:: What to do ::
Search the material for the string "large" and copy each line where it occurs.

*** Input

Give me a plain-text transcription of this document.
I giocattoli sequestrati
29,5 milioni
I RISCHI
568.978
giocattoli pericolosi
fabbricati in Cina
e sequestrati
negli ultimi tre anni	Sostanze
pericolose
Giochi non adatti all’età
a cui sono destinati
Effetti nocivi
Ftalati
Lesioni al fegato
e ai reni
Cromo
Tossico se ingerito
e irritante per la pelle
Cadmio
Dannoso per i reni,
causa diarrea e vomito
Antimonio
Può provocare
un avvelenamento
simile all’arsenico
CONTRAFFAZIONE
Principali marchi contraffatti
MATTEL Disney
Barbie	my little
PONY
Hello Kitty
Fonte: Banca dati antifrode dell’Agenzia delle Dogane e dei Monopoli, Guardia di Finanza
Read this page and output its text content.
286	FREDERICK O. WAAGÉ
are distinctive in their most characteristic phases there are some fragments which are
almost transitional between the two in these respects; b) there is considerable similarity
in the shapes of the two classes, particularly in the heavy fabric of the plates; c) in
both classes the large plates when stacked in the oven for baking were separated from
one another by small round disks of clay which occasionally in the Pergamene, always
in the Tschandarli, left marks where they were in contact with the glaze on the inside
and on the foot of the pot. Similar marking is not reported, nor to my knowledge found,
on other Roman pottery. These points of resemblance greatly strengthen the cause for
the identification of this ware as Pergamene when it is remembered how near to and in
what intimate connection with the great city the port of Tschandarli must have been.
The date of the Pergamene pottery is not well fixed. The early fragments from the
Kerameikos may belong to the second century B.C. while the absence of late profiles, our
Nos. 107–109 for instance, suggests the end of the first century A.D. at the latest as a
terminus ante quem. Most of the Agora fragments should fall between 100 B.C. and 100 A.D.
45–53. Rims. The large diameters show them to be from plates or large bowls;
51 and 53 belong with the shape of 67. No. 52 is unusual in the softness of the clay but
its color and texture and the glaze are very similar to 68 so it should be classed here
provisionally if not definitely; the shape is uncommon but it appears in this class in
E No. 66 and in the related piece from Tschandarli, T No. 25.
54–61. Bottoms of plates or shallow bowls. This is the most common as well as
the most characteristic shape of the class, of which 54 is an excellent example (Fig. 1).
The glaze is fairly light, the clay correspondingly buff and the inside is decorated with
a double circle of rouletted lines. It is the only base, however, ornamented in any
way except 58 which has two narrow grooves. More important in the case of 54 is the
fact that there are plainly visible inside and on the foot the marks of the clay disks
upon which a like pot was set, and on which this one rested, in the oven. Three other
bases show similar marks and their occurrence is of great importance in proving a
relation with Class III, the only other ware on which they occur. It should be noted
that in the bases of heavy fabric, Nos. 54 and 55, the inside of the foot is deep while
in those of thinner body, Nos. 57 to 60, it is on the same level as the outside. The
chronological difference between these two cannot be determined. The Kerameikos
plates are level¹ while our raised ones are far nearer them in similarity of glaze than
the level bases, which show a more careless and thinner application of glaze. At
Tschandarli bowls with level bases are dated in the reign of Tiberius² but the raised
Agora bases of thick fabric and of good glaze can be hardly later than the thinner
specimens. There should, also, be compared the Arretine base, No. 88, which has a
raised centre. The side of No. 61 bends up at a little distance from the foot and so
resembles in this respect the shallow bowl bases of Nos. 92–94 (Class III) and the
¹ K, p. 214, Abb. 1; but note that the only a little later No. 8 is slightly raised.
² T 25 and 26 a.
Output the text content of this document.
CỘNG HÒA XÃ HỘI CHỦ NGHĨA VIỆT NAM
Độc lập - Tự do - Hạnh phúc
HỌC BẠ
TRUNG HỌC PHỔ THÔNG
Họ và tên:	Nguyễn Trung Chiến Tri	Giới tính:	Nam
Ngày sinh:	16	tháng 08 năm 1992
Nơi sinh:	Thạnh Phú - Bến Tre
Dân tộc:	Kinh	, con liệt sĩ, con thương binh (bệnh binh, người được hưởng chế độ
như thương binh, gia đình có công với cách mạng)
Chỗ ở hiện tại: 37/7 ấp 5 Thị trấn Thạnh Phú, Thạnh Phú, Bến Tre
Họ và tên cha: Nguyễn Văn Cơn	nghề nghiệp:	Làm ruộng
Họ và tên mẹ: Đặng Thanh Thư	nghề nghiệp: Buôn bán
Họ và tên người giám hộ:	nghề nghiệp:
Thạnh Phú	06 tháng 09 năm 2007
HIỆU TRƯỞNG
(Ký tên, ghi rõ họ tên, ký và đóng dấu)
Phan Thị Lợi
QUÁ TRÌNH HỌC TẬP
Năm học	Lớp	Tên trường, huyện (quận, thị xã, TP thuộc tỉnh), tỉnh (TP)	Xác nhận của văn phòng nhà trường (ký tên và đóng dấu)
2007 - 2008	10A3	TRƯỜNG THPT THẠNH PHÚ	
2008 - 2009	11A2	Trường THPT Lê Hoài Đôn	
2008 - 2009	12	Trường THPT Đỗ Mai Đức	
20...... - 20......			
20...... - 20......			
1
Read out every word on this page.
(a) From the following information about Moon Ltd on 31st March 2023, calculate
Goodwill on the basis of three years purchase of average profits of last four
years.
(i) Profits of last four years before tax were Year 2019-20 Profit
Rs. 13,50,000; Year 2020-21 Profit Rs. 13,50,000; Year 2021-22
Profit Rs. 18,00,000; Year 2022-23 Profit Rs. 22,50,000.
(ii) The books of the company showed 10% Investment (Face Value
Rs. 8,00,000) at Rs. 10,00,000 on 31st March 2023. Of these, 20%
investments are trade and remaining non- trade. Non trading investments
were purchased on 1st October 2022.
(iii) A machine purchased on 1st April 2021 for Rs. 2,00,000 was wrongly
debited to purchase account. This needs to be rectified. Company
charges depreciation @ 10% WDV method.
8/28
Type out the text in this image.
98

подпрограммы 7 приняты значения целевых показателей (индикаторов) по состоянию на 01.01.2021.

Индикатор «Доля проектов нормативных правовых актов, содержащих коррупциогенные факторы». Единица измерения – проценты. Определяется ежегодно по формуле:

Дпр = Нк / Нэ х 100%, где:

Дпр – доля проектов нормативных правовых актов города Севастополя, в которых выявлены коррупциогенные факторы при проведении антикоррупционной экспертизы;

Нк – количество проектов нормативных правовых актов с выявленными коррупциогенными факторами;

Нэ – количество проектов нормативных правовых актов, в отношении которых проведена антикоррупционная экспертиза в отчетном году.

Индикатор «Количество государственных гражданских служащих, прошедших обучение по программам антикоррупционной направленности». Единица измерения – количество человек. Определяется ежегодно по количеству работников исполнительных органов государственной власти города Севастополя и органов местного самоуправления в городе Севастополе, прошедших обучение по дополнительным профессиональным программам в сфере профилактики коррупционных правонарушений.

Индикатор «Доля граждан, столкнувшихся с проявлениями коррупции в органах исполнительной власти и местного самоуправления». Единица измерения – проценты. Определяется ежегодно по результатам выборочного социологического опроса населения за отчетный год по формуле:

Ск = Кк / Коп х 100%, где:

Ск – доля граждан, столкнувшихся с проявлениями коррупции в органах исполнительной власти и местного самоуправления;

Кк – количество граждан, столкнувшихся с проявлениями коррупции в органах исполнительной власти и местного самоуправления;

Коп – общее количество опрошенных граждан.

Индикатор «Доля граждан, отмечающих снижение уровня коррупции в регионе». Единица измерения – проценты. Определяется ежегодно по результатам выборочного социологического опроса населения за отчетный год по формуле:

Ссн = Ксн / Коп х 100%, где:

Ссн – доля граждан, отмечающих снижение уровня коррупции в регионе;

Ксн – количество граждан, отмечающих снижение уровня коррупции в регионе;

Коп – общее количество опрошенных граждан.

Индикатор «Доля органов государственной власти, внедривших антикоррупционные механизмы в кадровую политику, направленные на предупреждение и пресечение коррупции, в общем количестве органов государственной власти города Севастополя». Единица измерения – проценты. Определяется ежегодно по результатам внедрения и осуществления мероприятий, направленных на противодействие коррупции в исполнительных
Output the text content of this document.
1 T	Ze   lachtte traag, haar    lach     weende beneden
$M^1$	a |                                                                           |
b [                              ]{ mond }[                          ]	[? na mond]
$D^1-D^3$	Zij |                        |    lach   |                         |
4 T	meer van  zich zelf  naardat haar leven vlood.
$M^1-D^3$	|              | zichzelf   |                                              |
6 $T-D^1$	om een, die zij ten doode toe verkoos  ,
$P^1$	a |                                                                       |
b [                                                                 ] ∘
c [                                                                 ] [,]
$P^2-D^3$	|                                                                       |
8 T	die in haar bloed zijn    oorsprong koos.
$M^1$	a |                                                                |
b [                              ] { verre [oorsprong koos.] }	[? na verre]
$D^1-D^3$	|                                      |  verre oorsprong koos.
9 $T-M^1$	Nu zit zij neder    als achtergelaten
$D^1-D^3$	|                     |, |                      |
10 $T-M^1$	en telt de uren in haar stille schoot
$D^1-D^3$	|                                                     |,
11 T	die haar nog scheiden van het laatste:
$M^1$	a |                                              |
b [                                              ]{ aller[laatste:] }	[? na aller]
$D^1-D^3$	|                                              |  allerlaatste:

******

:: Solution to the problem ::
both classes the large plates when stacked in the oven for baking were separated from
45–53. Rims. The large diameters show them to be from plates or large bowls;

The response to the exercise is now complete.